WRITTEN TASK ->
Return the listing below word for word.

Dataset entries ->
---------------

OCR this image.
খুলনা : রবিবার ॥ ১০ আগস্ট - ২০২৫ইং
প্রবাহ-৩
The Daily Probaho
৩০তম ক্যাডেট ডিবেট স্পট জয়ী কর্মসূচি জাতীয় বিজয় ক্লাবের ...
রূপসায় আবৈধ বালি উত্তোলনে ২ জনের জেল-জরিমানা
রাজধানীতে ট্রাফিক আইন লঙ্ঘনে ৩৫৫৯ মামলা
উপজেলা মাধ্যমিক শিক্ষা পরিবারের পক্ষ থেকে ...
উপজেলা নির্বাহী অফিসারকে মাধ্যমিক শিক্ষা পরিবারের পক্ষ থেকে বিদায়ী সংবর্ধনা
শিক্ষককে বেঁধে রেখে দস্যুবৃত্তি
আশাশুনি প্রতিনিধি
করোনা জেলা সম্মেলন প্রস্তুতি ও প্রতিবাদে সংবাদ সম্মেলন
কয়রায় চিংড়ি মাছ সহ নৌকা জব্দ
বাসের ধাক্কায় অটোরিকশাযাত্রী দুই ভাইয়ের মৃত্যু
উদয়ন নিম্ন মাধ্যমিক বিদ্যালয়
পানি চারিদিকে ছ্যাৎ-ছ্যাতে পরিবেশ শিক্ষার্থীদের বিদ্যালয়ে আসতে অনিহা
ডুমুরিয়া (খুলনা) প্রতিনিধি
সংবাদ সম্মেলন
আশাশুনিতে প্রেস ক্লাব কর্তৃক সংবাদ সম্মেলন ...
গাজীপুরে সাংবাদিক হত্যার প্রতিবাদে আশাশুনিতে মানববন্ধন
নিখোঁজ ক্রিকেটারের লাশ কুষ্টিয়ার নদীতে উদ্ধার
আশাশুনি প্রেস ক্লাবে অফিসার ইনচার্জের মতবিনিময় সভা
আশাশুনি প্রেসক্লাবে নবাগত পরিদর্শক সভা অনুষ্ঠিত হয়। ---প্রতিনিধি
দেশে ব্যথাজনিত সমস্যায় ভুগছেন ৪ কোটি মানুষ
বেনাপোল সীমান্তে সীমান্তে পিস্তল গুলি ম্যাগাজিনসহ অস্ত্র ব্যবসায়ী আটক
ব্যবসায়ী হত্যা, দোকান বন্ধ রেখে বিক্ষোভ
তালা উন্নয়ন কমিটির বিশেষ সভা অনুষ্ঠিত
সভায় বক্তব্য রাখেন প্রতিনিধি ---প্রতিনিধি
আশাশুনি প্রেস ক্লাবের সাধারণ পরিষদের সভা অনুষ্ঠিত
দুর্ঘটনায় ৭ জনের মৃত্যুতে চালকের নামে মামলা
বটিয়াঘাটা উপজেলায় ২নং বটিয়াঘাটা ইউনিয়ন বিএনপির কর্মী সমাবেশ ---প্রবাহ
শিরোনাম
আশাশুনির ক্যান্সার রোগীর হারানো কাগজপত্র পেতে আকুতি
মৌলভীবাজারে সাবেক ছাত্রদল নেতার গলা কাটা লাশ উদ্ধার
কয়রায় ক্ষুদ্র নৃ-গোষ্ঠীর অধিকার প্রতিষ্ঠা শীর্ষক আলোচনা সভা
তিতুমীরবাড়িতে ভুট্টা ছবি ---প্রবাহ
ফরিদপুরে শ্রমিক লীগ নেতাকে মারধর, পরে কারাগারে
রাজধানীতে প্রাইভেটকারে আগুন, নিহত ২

---------------

ANSWER FOR THIS EXERCISE ->
OCR this image.
খুলনা : রবিবার ॥ ১০ আগস্ট - ২০২৫ইং
প্রবাহ-৩
The Daily Probaho
৩০তম ক্যাডেট ডিবেট স্পট জয়ী কর্মসূচি জাতীয় বিজয় ক্লাবের ...
রূপসায় আবৈধ বালি উত্তোলনে ২ জনের জেল-জরিমানা
রাজধানীতে ট্রাফিক আইন লঙ্ঘনে ৩৫৫৯ মামলা
উপজেলা মাধ্যমিক শিক্ষা পরিবারের পক্ষ থেকে ...
উপজেলা নির্বাহী অফিসারকে মাধ্যমিক শিক্ষা পরিবারের পক্ষ থেকে বিদায়ী সংবর্ধনা
শিক্ষককে বেঁধে রেখে দস্যুবৃত্তি
আশাশুনি প্রতিনিধি
করোনা জেলা সম্মেলন প্রস্তুতি ও প্রতিবাদে সংবাদ সম্মেলন
কয়রায় চিংড়ি মাছ সহ নৌকা জব্দ
বাসের ধাক্কায় অটোরিকশাযাত্রী দুই ভাইয়ের মৃত্যু
উদয়ন নিম্ন মাধ্যমিক বিদ্যালয়
পানি চারিদিকে ছ্যাৎ-ছ্যাতে পরিবেশ শিক্ষার্থীদের বিদ্যালয়ে আসতে অনিহা
ডুমুরিয়া (খুলনা) প্রতিনিধি
সংবাদ সম্মেলন
আশাশুনিতে প্রেস ক্লাব কর্তৃক সংবাদ সম্মেলন ...
গাজীপুরে সাংবাদিক হত্যার প্রতিবাদে আশাশুনিতে মানববন্ধন
নিখোঁজ ক্রিকেটারের লাশ কুষ্টিয়ার নদীতে উদ্ধার
আশাশুনি প্রেস ক্লাবে অফিসার ইনচার্জের মতবিনিময় সভা
আশাশুনি প্রেসক্লাবে নবাগত পরিদর্শক সভা অনুষ্ঠিত হয়। ---প্রতিনিধি
দেশে ব্যথাজনিত সমস্যায় ভুগছেন ৪ কোটি মানুষ
বেনাপোল সীমান্তে সীমান্তে পিস্তল গুলি ম্যাগাজিনসহ অস্ত্র ব্যবসায়ী আটক
ব্যবসায়ী হত্যা, দোকান বন্ধ রেখে বিক্ষোভ
তালা উন্নয়ন কমিটির বিশেষ সভা অনুষ্ঠিত
সভায় বক্তব্য রাখেন প্রতিনিধি ---প্রতিনিধি
আশাশুনি প্রেস ক্লাবের সাধারণ পরিষদের সভা অনুষ্ঠিত
দুর্ঘটনায় ৭ জনের মৃত্যুতে চালকের নামে মামলা
বটিয়াঘাটা উপজেলায় ২নং বটিয়াঘাটা ইউনিয়ন বিএনপির কর্মী সমাবেশ ---প্রবাহ
শিরোনাম
আশাশুনির ক্যান্সার রোগীর হারানো কাগজপত্র পেতে আকুতি
মৌলভীবাজারে সাবেক ছাত্রদল নেতার গলা কাটা লাশ উদ্ধার
কয়রায় ক্ষুদ্র নৃ-গোষ্ঠীর অধিকার প্রতিষ্ঠা শীর্ষক আলোচনা সভা
তিতুমীরবাড়িতে ভুট্টা ছবি ---প্রবাহ
ফরিদপুরে শ্রমিক লীগ নেতাকে মারধর, পরে কারাগারে
রাজধানীতে প্রাইভেটকারে আগুন, নিহত ২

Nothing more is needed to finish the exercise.